*** DATA FOR THE TASK

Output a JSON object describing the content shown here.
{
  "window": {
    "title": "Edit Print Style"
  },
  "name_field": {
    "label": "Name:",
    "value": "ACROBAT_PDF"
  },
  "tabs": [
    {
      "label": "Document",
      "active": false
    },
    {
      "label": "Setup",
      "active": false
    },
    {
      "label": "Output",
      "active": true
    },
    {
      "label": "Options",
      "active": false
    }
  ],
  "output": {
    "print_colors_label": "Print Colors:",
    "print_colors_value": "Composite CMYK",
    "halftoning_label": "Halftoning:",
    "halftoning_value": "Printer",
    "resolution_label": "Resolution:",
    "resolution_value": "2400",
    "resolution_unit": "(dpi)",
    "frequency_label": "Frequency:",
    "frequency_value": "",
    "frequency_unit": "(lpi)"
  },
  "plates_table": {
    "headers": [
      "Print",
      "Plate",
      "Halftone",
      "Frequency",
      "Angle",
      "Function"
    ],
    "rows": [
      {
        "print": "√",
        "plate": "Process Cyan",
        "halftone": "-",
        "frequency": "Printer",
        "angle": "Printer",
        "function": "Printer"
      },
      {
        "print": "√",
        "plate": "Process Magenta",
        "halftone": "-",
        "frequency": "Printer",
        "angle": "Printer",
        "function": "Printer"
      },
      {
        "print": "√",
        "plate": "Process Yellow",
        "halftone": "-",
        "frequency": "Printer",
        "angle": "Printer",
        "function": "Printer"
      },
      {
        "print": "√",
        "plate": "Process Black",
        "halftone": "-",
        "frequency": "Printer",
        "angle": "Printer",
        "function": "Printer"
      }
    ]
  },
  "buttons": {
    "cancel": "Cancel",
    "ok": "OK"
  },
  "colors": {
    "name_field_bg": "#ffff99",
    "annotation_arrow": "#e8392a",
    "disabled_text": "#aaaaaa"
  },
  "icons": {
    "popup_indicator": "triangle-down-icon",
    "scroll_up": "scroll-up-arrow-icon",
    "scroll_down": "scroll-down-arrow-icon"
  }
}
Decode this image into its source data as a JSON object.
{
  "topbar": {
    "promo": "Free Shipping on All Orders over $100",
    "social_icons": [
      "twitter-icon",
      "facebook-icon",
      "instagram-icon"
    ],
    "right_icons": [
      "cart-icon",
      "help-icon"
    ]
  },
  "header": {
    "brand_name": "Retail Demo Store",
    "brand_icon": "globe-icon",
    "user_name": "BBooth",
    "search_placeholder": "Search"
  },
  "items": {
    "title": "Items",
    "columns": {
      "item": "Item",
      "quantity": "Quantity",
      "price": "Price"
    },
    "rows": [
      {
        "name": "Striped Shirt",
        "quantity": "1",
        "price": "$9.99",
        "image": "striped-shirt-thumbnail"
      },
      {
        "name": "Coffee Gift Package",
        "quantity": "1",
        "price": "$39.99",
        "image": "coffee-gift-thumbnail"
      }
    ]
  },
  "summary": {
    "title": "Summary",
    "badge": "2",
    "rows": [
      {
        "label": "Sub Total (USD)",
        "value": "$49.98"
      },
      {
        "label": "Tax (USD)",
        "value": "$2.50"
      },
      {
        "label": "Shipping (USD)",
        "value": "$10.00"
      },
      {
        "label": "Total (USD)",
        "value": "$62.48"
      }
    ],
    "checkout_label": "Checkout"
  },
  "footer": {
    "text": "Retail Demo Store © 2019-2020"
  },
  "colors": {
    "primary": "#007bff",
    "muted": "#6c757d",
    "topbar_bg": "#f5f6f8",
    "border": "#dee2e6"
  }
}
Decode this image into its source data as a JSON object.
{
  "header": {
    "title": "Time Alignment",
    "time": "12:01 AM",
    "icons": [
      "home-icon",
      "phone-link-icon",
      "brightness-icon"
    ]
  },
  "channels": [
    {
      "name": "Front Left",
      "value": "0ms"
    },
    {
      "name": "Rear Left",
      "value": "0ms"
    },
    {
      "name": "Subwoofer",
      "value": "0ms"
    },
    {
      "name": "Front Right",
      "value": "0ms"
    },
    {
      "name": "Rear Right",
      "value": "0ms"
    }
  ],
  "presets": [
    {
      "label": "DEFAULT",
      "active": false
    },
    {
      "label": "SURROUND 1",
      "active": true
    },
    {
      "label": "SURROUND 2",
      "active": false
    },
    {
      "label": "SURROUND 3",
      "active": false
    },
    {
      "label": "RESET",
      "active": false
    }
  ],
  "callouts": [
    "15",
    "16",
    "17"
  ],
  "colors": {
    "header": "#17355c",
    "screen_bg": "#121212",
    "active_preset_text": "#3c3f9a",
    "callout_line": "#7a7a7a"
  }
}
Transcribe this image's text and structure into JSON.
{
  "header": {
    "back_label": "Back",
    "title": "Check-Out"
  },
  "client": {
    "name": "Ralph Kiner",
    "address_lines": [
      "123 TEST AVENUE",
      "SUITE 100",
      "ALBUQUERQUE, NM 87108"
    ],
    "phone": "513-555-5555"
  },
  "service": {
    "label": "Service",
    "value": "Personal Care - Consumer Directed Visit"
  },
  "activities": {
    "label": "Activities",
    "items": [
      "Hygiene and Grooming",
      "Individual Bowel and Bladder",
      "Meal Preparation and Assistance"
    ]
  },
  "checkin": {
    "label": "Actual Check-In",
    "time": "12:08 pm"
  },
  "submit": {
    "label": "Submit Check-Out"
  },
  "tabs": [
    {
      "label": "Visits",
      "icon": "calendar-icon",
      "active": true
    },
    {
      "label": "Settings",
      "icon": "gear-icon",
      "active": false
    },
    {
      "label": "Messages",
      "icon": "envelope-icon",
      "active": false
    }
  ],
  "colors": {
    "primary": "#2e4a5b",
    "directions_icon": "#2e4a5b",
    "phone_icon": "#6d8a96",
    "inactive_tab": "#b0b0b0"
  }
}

******

Would you reproduce all the entries exactly?

Output a JSON object describing the content shown here.
{
  "window": {
    "title": "Edit Print Style"
  },
  "name_field": {
    "label": "Name:",
    "value": "ACROBAT_PDF"
  },
  "tabs": [
    {
      "label": "Document",
      "active": false
    },
    {
      "label": "Setup",
      "active": false
    },
    {
      "label": "Output",
      "active": true
    },
    {
      "label": "Options",
      "active": false
    }
  ],
  "output": {
    "print_colors_label": "Print Colors:",
    "print_colors_value": "Composite CMYK",
    "halftoning_label": "Halftoning:",
    "halftoning_value": "Printer",
    "resolution_label": "Resolution:",
    "resolution_value": "2400",
    "resolution_unit": "(dpi)",
    "frequency_label": "Frequency:",
    "frequency_value": "",
    "frequency_unit": "(lpi)"
  },
  "plates_table": {
    "headers": [
      "Print",
      "Plate",
      "Halftone",
      "Frequency",
      "Angle",
      "Function"
    ],
    "rows": [
      {
        "print": "√",
        "plate": "Process Cyan",
        "halftone": "-",
        "frequency": "Printer",
        "angle": "Printer",
        "function": "Printer"
      },
      {
        "print": "√",
        "plate": "Process Magenta",
        "halftone": "-",
        "frequency": "Printer",
        "angle": "Printer",
        "function": "Printer"
      },
      {
        "print": "√",
        "plate": "Process Yellow",
        "halftone": "-",
        "frequency": "Printer",
        "angle": "Printer",
        "function": "Printer"
      },
      {
        "print": "√",
        "plate": "Process Black",
        "halftone": "-",
        "frequency": "Printer",
        "angle": "Printer",
        "function": "Printer"
      }
    ]
  },
  "buttons": {
    "cancel": "Cancel",
    "ok": "OK"
  },
  "colors": {
    "name_field_bg": "#ffff99",
    "annotation_arrow": "#e8392a",
    "disabled_text": "#aaaaaa"
  },
  "icons": {
    "popup_indicator": "triangle-down-icon",
    "scroll_up": "scroll-up-arrow-icon",
    "scroll_down": "scroll-down-arrow-icon"
  }
}
Decode this image into its source data as a JSON object.
{
  "topbar": {
    "promo": "Free Shipping on All Orders over $100",
    "social_icons": [
      "twitter-icon",
      "facebook-icon",
      "instagram-icon"
    ],
    "right_icons": [
      "cart-icon",
      "help-icon"
    ]
  },
  "header": {
    "brand_name": "Retail Demo Store",
    "brand_icon": "globe-icon",
    "user_name": "BBooth",
    "search_placeholder": "Search"
  },
  "items": {
    "title": "Items",
    "columns": {
      "item": "Item",
      "quantity": "Quantity",
      "price": "Price"
    },
    "rows": [
      {
        "name": "Striped Shirt",
        "quantity": "1",
        "price": "$9.99",
        "image": "striped-shirt-thumbnail"
      },
      {
        "name": "Coffee Gift Package",
        "quantity": "1",
        "price": "$39.99",
        "image": "coffee-gift-thumbnail"
      }
    ]
  },
  "summary": {
    "title": "Summary",
    "badge": "2",
    "rows": [
      {
        "label": "Sub Total (USD)",
        "value": "$49.98"
      },
      {
        "label": "Tax (USD)",
        "value": "$2.50"
      },
      {
        "label": "Shipping (USD)",
        "value": "$10.00"
      },
      {
        "label": "Total (USD)",
        "value": "$62.48"
      }
    ],
    "checkout_label": "Checkout"
  },
  "footer": {
    "text": "Retail Demo Store © 2019-2020"
  },
  "colors": {
    "primary": "#007bff",
    "muted": "#6c757d",
    "topbar_bg": "#f5f6f8",
    "border": "#dee2e6"
  }
}
Decode this image into its source data as a JSON object.
{
  "header": {
    "title": "Time Alignment",
    "time": "12:01 AM",
    "icons": [
      "home-icon",
      "phone-link-icon",
      "brightness-icon"
    ]
  },
  "channels": [
    {
      "name": "Front Left",
      "value": "0ms"
    },
    {
      "name": "Rear Left",
      "value": "0ms"
    },
    {
      "name": "Subwoofer",
      "value": "0ms"
    },
    {
      "name": "Front Right",
      "value": "0ms"
    },
    {
      "name": "Rear Right",
      "value": "0ms"
    }
  ],
  "presets": [
    {
      "label": "DEFAULT",
      "active": false
    },
    {
      "label": "SURROUND 1",
      "active": true
    },
    {
      "label": "SURROUND 2",
      "active": false
    },
    {
      "label": "SURROUND 3",
      "active": false
    },
    {
      "label": "RESET",
      "active": false
    }
  ],
  "callouts": [
    "15",
    "16",
    "17"
  ],
  "colors": {
    "header": "#17355c",
    "screen_bg": "#121212",
    "active_preset_text": "#3c3f9a",
    "callout_line": "#7a7a7a"
  }
}
Transcribe this image's text and structure into JSON.
{
  "header": {
    "back_label": "Back",
    "title": "Check-Out"
  },
  "client": {
    "name": "Ralph Kiner",
    "address_lines": [
      "123 TEST AVENUE",
      "SUITE 100",
      "ALBUQUERQUE, NM 87108"
    ],
    "phone": "513-555-5555"
  },
  "service": {
    "label": "Service",
    "value": "Personal Care - Consumer Directed Visit"
  },
  "activities": {
    "label": "Activities",
    "items": [
      "Hygiene and Grooming",
      "Individual Bowel and Bladder",
      "Meal Preparation and Assistance"
    ]
  },
  "checkin": {
    "label": "Actual Check-In",
    "time": "12:08 pm"
  },
  "submit": {
    "label": "Submit Check-Out"
  },
  "tabs": [
    {
      "label": "Visits",
      "icon": "calendar-icon",
      "active": true
    },
    {
      "label": "Settings",
      "icon": "gear-icon",
      "active": false
    },
    {
      "label": "Messages",
      "icon": "envelope-icon",
      "active": false
    }
  ],
  "colors": {
    "primary": "#2e4a5b",
    "directions_icon": "#2e4a5b",
    "phone_icon": "#6d8a96",
    "inactive_tab": "#b0b0b0"
  }
}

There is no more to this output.